Go through the entries below and retype them exactly, omitting each picture.
# LISTING start
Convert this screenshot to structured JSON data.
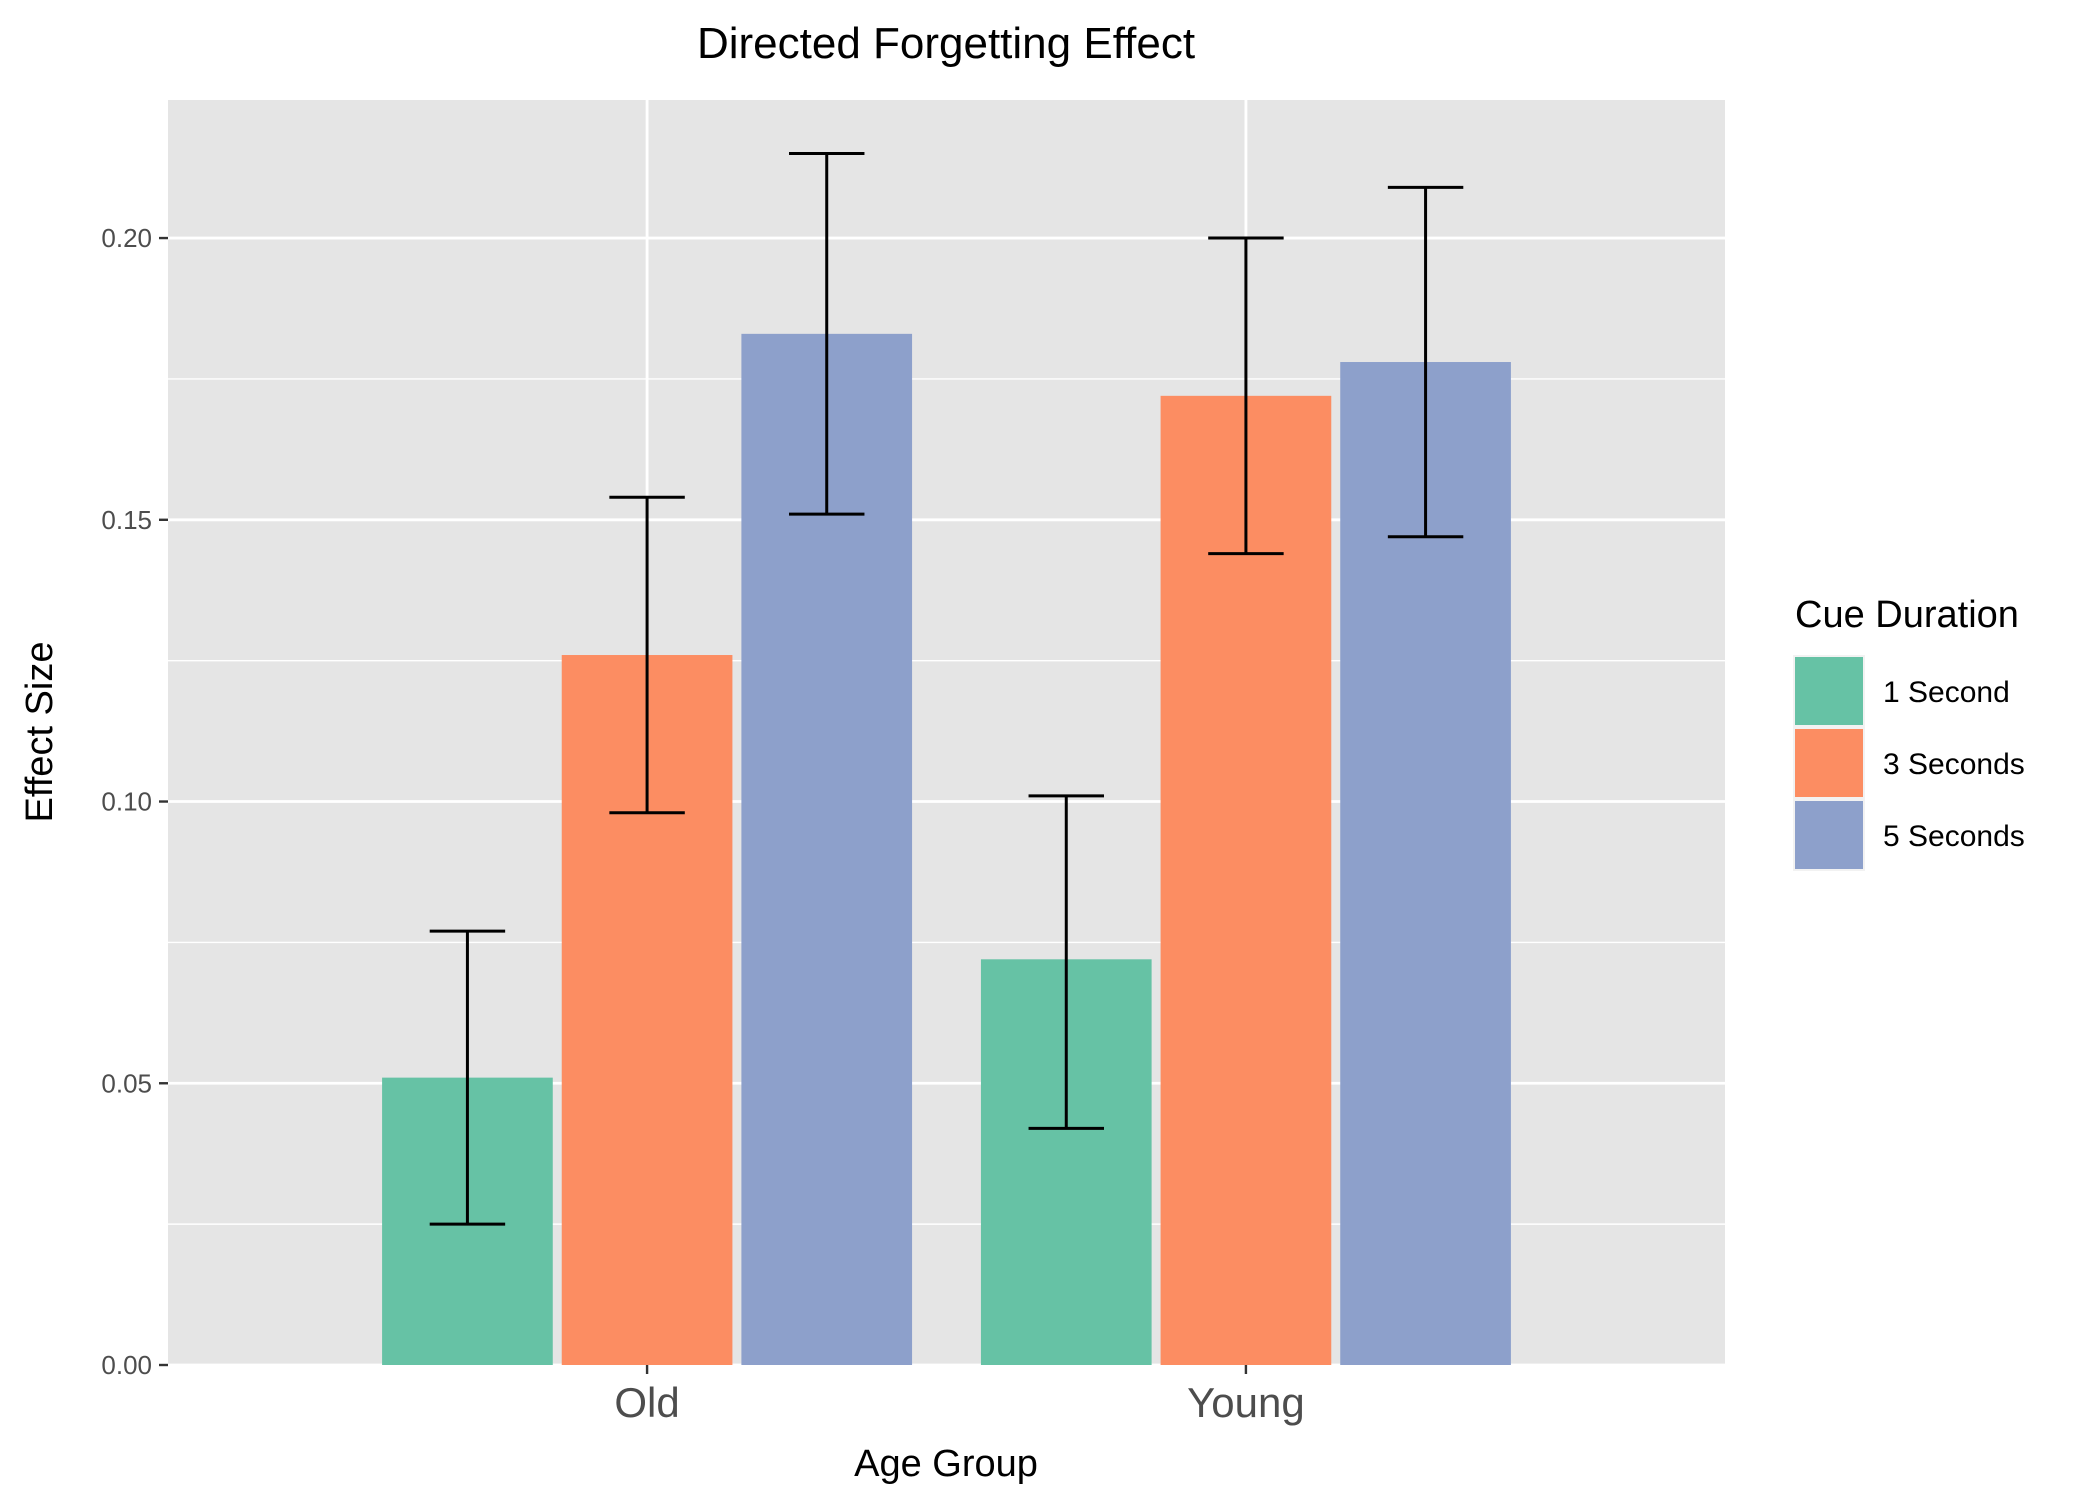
{
  "chart_data": {
    "type": "bar",
    "title": "Directed Forgetting Effect",
    "xlabel": "Age Group",
    "ylabel": "Effect Size",
    "categories": [
      "Old",
      "Young"
    ],
    "series": [
      {
        "name": "1 Second",
        "color": "#66c2a5",
        "values": [
          0.051,
          0.072
        ],
        "error_low": [
          0.025,
          0.042
        ],
        "error_high": [
          0.077,
          0.101
        ]
      },
      {
        "name": "3 Seconds",
        "color": "#fc8d62",
        "values": [
          0.126,
          0.172
        ],
        "error_low": [
          0.098,
          0.144
        ],
        "error_high": [
          0.154,
          0.2
        ]
      },
      {
        "name": "5 Seconds",
        "color": "#8da0cb",
        "values": [
          0.183,
          0.178
        ],
        "error_low": [
          0.151,
          0.147
        ],
        "error_high": [
          0.215,
          0.209
        ]
      }
    ],
    "ylim": [
      0,
      0.2245
    ],
    "yticks": [
      0.0,
      0.05,
      0.1,
      0.15,
      0.2
    ],
    "ytick_labels": [
      "0.00",
      "0.05",
      "0.10",
      "0.15",
      "0.20"
    ],
    "grid": true,
    "panel_background": "#e5e5e5",
    "grid_color": "#ffffff",
    "legend": {
      "title": "Cue Duration",
      "position": "right"
    }
  }
}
# LISTING end
• THE RESULT
Convert this screenshot to structured JSON data.
{
  "chart_data": {
    "type": "bar",
    "title": "Directed Forgetting Effect",
    "xlabel": "Age Group",
    "ylabel": "Effect Size",
    "categories": [
      "Old",
      "Young"
    ],
    "series": [
      {
        "name": "1 Second",
        "color": "#66c2a5",
        "values": [
          0.051,
          0.072
        ],
        "error_low": [
          0.025,
          0.042
        ],
        "error_high": [
          0.077,
          0.101
        ]
      },
      {
        "name": "3 Seconds",
        "color": "#fc8d62",
        "values": [
          0.126,
          0.172
        ],
        "error_low": [
          0.098,
          0.144
        ],
        "error_high": [
          0.154,
          0.2
        ]
      },
      {
        "name": "5 Seconds",
        "color": "#8da0cb",
        "values": [
          0.183,
          0.178
        ],
        "error_low": [
          0.151,
          0.147
        ],
        "error_high": [
          0.215,
          0.209
        ]
      }
    ],
    "ylim": [
      0,
      0.2245
    ],
    "yticks": [
      0.0,
      0.05,
      0.1,
      0.15,
      0.2
    ],
    "ytick_labels": [
      "0.00",
      "0.05",
      "0.10",
      "0.15",
      "0.20"
    ],
    "grid": true,
    "panel_background": "#e5e5e5",
    "grid_color": "#ffffff",
    "legend": {
      "title": "Cue Duration",
      "position": "right"
    }
  }
}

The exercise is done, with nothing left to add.